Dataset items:

■ ■ ■ ■ ■ ■ ■

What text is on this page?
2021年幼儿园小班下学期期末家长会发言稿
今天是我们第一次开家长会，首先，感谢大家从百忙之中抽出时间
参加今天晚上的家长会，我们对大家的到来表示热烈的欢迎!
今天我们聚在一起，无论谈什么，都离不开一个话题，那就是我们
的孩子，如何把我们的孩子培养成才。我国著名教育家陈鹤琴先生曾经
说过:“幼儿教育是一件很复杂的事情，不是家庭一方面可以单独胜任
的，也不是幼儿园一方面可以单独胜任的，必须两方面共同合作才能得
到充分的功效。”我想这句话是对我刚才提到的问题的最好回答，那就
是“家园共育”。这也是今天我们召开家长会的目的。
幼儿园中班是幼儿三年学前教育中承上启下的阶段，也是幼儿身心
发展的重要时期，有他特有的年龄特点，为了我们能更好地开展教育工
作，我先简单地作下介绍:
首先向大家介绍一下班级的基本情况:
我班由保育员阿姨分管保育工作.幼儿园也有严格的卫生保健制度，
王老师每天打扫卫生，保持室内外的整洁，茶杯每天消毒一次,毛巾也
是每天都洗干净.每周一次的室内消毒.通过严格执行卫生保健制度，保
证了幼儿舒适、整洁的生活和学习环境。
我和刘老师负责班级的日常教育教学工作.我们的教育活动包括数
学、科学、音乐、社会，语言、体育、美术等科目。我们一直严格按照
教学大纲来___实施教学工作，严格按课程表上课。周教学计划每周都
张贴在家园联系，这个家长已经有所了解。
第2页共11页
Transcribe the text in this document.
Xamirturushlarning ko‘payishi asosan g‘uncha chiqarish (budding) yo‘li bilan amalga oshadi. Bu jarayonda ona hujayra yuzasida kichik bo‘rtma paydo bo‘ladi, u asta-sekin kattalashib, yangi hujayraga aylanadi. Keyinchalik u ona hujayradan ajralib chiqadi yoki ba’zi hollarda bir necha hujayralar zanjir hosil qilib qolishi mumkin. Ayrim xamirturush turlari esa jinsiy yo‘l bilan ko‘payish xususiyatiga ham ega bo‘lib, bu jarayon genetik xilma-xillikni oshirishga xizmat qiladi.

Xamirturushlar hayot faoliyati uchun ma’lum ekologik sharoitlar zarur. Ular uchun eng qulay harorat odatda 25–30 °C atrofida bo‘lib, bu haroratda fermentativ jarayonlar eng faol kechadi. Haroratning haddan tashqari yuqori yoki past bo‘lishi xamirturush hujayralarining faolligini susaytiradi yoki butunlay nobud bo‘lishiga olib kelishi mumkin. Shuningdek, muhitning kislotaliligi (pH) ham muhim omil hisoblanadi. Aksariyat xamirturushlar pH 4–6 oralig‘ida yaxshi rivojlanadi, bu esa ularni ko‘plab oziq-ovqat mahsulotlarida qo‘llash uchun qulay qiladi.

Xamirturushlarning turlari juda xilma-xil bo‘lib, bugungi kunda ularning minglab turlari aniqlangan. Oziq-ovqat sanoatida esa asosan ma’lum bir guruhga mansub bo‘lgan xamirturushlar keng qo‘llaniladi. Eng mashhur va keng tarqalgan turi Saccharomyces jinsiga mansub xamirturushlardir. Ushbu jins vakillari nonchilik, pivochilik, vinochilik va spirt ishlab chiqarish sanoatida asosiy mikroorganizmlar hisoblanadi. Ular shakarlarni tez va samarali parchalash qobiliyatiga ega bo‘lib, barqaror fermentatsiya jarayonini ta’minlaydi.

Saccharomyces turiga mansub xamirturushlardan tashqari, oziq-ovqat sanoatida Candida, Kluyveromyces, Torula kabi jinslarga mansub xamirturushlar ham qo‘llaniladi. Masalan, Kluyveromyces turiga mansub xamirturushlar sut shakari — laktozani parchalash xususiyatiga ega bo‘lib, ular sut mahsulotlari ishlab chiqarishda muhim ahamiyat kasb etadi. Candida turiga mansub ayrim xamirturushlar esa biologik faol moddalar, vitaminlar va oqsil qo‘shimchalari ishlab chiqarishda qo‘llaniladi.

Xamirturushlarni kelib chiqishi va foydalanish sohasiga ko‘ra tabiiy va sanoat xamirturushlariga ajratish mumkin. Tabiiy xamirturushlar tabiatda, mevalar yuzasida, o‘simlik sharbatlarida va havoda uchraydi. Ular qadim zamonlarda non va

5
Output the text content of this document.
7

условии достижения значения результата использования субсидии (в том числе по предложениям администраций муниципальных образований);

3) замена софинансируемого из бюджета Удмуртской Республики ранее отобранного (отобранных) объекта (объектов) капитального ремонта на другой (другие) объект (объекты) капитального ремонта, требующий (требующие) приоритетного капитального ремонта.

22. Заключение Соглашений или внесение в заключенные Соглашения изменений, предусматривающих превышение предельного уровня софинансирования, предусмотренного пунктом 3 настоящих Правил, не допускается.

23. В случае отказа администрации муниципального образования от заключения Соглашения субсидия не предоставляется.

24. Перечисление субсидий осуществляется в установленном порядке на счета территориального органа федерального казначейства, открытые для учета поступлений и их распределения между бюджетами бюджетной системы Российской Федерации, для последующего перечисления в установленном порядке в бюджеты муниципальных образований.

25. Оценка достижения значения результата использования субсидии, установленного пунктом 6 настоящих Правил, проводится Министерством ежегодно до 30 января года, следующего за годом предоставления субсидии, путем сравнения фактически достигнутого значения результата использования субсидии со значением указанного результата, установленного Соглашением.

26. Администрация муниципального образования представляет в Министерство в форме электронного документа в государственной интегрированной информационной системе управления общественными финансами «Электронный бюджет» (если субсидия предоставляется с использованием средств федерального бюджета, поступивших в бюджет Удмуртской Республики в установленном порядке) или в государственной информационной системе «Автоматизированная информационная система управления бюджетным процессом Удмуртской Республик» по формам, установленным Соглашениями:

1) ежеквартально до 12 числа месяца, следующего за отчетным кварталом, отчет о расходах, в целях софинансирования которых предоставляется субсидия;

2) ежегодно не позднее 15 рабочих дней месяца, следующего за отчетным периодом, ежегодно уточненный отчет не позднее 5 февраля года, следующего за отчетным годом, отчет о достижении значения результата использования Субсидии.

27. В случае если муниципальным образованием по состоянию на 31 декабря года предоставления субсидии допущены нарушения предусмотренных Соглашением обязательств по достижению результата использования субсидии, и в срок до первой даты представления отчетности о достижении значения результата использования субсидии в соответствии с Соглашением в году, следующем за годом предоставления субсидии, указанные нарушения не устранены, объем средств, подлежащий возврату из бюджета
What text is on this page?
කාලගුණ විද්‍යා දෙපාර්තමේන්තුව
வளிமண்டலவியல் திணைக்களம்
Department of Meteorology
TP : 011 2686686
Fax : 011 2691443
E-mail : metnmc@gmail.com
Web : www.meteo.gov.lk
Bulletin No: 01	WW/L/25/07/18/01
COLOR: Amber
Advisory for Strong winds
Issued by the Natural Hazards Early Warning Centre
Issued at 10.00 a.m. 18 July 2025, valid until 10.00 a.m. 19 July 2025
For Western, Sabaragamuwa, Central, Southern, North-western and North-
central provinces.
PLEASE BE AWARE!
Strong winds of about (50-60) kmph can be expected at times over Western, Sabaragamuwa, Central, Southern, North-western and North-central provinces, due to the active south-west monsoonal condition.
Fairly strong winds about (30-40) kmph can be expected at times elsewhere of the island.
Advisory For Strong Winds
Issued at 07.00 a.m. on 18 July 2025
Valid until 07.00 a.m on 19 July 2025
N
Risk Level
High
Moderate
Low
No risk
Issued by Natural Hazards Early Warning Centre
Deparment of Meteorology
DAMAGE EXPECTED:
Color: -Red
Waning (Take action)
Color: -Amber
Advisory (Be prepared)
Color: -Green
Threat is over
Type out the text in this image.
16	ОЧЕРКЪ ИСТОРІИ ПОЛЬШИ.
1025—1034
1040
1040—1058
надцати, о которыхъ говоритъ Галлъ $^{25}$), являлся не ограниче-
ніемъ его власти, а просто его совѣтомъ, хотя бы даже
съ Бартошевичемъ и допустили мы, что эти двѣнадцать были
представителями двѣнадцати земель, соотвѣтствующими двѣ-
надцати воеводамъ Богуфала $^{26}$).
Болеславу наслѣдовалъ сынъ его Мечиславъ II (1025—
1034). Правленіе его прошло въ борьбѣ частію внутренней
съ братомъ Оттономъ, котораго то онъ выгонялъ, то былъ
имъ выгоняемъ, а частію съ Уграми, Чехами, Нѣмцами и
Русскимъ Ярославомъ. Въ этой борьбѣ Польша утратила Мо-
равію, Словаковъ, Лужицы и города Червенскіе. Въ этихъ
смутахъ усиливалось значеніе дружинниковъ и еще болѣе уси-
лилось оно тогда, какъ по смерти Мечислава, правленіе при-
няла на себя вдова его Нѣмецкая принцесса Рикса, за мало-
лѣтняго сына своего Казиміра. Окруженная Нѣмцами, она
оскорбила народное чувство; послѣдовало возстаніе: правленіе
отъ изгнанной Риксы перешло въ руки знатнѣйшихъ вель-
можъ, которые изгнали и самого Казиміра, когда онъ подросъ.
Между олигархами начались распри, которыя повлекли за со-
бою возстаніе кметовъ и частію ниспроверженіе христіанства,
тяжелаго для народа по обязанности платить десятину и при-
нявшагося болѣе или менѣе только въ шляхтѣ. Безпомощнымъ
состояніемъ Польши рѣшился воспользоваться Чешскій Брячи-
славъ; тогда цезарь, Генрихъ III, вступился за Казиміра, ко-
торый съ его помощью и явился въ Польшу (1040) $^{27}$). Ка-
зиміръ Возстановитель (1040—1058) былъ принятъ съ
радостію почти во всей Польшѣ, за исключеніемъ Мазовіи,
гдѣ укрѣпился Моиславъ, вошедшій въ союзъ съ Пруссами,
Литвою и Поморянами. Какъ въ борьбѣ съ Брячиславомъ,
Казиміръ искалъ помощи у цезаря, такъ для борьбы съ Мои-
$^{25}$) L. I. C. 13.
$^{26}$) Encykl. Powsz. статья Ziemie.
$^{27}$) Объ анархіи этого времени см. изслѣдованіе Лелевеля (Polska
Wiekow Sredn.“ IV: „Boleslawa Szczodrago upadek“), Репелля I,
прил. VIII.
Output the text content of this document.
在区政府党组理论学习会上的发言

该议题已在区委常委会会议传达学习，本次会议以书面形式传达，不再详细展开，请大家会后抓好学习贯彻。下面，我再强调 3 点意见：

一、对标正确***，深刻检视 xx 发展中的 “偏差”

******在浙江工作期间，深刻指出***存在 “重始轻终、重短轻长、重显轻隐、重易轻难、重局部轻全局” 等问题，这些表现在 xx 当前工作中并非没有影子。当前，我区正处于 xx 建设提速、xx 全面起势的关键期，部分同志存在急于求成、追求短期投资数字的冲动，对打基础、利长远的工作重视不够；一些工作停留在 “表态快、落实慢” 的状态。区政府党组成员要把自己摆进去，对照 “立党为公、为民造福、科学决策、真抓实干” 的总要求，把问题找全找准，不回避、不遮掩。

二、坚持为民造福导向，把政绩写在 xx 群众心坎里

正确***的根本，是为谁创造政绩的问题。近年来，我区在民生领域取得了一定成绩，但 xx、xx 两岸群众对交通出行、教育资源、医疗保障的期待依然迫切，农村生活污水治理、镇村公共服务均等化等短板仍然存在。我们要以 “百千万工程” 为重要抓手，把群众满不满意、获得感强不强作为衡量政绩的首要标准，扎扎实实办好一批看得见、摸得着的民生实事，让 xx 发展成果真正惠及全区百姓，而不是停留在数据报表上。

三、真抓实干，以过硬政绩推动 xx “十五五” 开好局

■ ■ ■ ■ ■ ■ ■

Look through the data above. Each line containing the word "turlari" needs to be copied.

Xamirturushlarning ko‘payishi asosan g‘uncha chiqarish (budding) yo‘li bilan amalga oshadi. Bu jarayonda ona hujayra yuzasida kichik bo‘rtma paydo bo‘ladi, u asta-sekin kattalashib, yangi hujayraga aylanadi. Keyinchalik u ona hujayradan ajralib chiqadi yoki ba’zi hollarda bir necha hujayralar zanjir hosil qilib qolishi mumkin. Ayrim xamirturush turlari esa jinsiy yo‘l bilan ko‘payish xususiyatiga ham ega bo‘lib, bu jarayon genetik xilma-xillikni oshirishga xizmat qiladi.
Xamirturushlarning turlari juda xilma-xil bo‘lib, bugungi kunda ularning minglab turlari aniqlangan. Oziq-ovqat sanoatida esa asosan ma’lum bir guruhga mansub bo‘lgan xamirturushlar keng qo‘llaniladi. Eng mashhur va keng tarqalgan turi Saccharomyces jinsiga mansub xamirturushlardir. Ushbu jins vakillari nonchilik, pivochilik, vinochilik va spirt ishlab chiqarish sanoatida asosiy mikroorganizmlar hisoblanadi. Ular shakarlarni tez va samarali parchalash qobiliyatiga ega bo‘lib, barqaror fermentatsiya jarayonini ta’minlaydi.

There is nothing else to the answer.